**Excerpt to read:**

John Dolan goes to Greece: An ant's-eye view of the crisis
If I understood anything about money, I wouldn’t have been in this part of the world in the first place
I’ve been witnessing history, sort of.
We crossed the Macedonian border into Greece on July 4, 2015, a few hours before polls opened for the Referendum, and we’ve spent the week since in a small Greek beach town.
So I’ve had what is sometimes called “an ant’s-eye view” of the crisis. But the trouble with most of these ant’s-eye views is that the narrator, after introducing him- or herself as a mere humble ant wandering bewildered through the giant boot-falls of history, turns out to be just the cleverest little ant ever hatched, an ant with all kinds of post-graduate fellowships in international finance.
I’m not that ant. When I say I’m offering an ant’s-eye view of provincial Greece during the week of the Referendum, I’m flattering myself. After all, ants create highly organized urban societies. I’m more of the grasshopper persuasion, if we were going to do the Aesop deal with moralized insect antitheses. But even grasshopper would be too flattering. My insect avatar would be more like those squished yellow-green splats that used to collect on our Chevy’s grille after driving Highway 99, right through the long green gut of the Central Valley.
If I understood anything about money, I wouldn’t have been in this part of the world in the first place. We were in Bitola, a city in southern Macedonia, because we fled Timor—long story—and needed someplace to land. Someplace cheap. So I googled “Cheapest Countries,” dragged the cursor quickly through the high-rent top of the list, and braked down at the bottom, to the countries where a one-cent increase in the price of bread is a serious matter. These were our financial motherlands.

**Data lines:**
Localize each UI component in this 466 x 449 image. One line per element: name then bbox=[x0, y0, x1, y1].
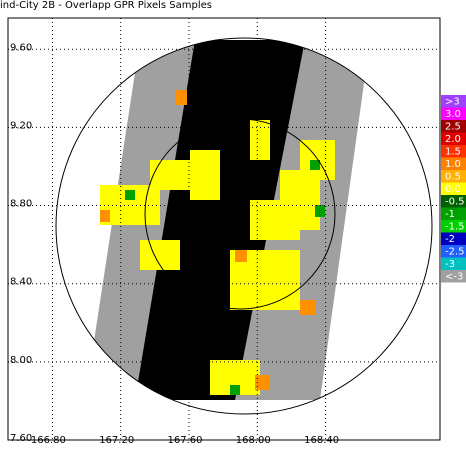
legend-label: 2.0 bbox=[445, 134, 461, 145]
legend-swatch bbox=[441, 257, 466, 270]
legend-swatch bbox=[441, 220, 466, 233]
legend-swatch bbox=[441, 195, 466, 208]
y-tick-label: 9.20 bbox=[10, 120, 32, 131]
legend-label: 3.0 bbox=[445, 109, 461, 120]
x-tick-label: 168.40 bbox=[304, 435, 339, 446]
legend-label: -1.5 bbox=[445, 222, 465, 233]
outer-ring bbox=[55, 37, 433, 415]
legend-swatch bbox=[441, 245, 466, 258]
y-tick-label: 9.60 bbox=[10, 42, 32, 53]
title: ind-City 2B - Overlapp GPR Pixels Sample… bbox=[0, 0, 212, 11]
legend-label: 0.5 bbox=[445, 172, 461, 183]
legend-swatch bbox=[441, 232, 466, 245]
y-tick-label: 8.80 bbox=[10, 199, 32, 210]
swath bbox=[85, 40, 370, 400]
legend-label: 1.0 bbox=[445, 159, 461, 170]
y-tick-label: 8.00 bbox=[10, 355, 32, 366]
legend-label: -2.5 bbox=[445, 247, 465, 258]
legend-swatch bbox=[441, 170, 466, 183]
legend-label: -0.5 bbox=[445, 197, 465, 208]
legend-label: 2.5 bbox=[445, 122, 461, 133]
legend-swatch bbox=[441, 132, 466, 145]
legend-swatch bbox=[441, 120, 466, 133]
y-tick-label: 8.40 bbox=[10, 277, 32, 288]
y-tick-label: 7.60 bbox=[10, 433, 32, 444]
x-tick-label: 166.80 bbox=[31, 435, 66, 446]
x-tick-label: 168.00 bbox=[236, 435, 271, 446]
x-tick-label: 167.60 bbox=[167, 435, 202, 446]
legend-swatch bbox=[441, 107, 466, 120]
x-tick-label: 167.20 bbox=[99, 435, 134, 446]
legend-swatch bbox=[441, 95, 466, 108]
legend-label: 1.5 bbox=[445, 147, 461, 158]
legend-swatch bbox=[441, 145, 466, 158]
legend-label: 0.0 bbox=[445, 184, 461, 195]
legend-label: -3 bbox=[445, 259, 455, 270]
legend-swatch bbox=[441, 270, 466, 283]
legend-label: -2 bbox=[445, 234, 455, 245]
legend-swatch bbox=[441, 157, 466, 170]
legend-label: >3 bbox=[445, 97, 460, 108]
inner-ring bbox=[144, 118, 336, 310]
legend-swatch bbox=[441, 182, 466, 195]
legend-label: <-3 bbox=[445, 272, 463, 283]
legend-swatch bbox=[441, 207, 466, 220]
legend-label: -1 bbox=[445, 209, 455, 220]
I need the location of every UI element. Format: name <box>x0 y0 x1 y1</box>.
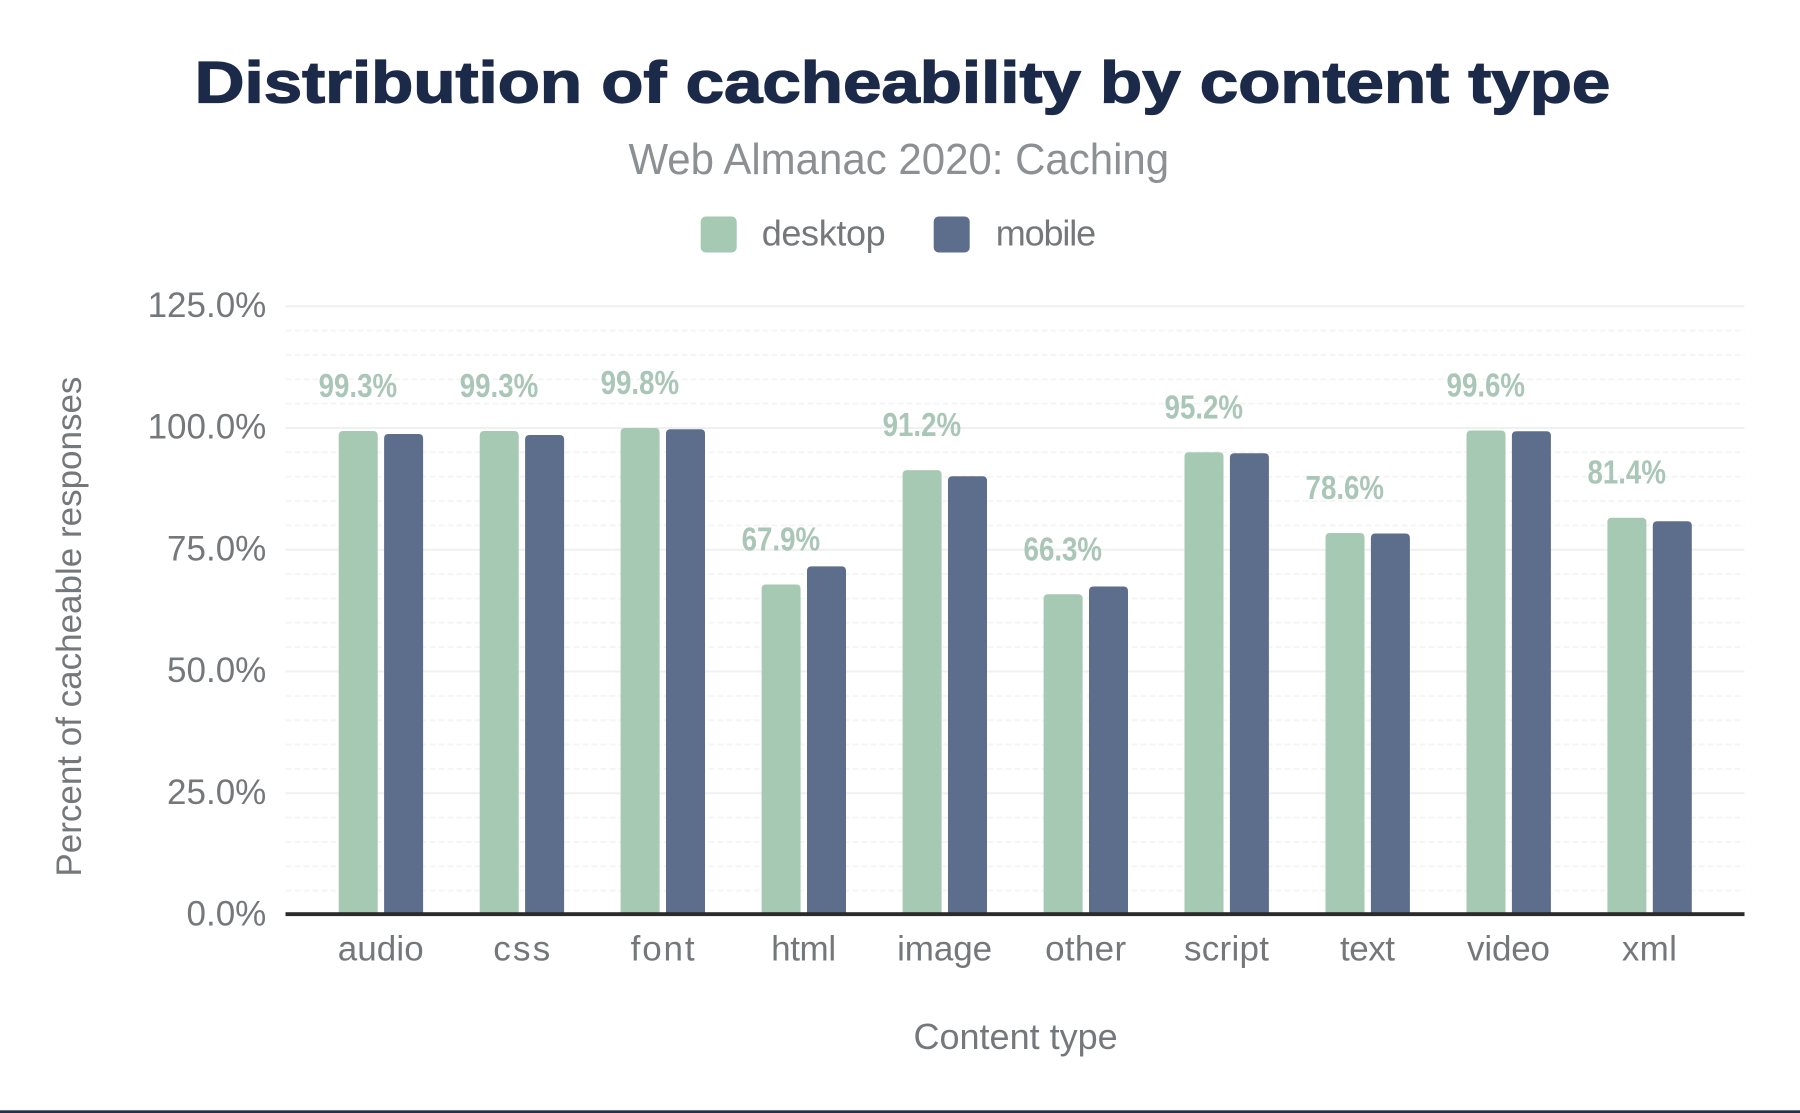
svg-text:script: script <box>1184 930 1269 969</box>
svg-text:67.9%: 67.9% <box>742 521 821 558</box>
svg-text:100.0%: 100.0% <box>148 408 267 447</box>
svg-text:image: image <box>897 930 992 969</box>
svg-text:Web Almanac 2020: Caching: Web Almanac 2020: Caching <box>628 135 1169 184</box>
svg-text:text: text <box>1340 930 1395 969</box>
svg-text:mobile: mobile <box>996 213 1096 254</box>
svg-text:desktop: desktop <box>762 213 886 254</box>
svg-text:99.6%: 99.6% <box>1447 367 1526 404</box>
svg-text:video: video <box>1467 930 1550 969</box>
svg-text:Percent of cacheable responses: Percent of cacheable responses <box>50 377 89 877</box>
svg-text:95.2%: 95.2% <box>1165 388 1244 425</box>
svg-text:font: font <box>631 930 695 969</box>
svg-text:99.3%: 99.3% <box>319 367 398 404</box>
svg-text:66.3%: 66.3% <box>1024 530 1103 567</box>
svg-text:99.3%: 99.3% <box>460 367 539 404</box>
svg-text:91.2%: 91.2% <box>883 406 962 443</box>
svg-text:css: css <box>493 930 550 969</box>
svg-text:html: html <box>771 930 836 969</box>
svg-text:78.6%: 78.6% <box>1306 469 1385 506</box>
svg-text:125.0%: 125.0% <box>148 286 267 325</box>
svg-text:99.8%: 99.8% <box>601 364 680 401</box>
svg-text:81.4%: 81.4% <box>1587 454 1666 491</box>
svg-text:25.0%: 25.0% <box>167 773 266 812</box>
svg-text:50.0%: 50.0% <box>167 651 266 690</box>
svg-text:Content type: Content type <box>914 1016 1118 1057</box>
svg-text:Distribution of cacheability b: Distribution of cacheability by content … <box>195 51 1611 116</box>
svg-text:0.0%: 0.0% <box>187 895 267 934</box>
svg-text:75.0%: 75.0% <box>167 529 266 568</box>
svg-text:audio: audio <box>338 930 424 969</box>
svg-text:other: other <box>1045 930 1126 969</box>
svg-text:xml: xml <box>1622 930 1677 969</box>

--

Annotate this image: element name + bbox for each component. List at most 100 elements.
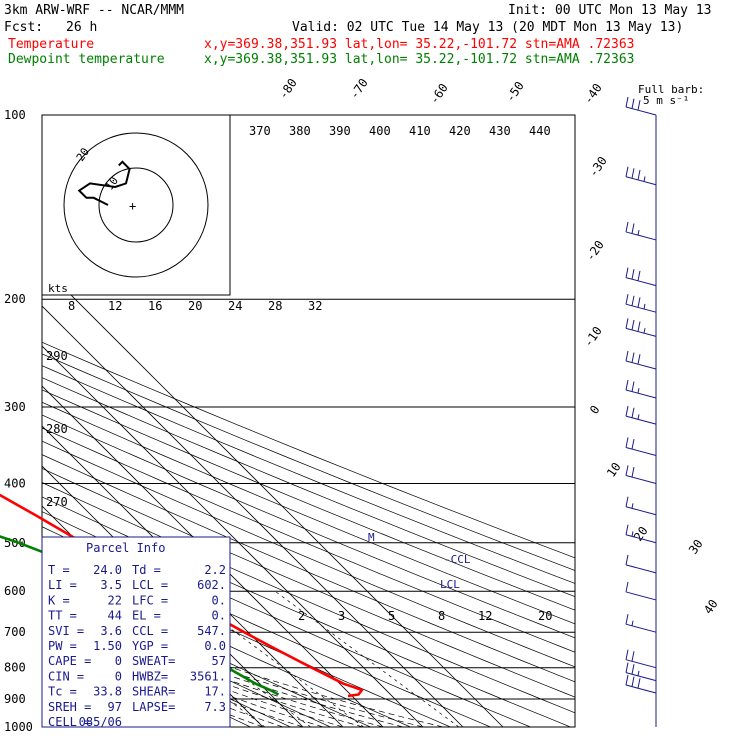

--

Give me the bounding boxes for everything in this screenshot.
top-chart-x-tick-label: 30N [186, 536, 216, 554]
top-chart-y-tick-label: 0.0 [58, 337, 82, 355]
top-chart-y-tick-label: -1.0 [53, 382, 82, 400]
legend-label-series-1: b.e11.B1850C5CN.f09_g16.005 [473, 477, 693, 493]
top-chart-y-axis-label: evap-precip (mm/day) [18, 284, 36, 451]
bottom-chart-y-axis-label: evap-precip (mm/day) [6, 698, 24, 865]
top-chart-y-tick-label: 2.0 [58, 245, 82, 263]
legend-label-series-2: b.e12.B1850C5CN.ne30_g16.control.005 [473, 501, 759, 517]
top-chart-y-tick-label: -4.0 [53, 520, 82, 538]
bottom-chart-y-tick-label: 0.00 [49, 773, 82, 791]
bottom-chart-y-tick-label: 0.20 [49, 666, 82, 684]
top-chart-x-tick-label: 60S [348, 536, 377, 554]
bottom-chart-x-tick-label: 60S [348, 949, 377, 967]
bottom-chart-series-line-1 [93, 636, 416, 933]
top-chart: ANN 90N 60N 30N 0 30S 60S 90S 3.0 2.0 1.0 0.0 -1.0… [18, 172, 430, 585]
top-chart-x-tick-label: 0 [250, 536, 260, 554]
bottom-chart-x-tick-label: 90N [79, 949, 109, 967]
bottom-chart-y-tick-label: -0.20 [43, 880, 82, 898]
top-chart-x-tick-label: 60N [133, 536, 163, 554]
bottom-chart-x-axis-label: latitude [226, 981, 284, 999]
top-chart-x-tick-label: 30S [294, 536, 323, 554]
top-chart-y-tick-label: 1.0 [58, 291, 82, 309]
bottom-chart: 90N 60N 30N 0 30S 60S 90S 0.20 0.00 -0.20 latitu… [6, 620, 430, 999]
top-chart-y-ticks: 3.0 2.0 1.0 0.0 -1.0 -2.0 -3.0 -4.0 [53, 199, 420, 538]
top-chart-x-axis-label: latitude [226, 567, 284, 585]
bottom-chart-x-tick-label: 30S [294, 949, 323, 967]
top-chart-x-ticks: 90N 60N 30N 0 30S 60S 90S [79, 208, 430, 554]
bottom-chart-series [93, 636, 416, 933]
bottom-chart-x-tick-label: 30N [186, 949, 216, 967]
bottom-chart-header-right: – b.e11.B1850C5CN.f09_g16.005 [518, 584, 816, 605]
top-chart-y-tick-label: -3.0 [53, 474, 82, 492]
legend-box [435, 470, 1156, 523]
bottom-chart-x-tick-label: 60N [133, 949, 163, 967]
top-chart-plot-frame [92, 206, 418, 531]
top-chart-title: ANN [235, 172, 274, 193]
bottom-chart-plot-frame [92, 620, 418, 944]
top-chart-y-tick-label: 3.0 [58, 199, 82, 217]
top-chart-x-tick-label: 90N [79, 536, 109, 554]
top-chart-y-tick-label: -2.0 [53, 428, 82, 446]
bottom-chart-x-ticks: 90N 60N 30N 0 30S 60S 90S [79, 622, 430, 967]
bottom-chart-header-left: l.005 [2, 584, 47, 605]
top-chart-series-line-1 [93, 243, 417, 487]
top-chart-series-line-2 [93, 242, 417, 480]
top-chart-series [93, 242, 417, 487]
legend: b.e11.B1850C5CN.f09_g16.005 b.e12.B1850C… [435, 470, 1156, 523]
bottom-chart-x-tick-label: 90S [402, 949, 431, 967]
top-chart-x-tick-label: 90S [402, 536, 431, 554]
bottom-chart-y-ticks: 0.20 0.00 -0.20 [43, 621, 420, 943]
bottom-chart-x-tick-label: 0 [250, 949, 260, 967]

**Task instructions:**
[1] In two sentences, summarize the excerpt about the trip to Greece.
[2] Reproduce the part of the excerpt about the trip to Greece starting at "So I’ve had" and ending at "in international finance.", word for word.

**Solved tasks:**
[1] The narrator crossed from Macedonia into Greece on July 4, 2015, a few hours before the Referendum polls opened, and spent the following week in a small Greek beach town, calling the result an "ant's-eye view" of the crisis. Disclaiming any expertise, the narrator claims to be less than even a grasshopper and admits to landing in Bitola after fleeing Timor and searching online for the cheapest countries.

[2]
So I’ve had what is sometimes called “an ant’s-eye view” of the crisis. But the trouble with most of these ant’s-eye views is that the narrator, after introducing him- or herself as a mere humble ant wandering bewildered through the giant boot-falls of history, turns out to be just the cleverest little ant ever hatched, an ant with all kinds of post-graduate fellowships in international finance.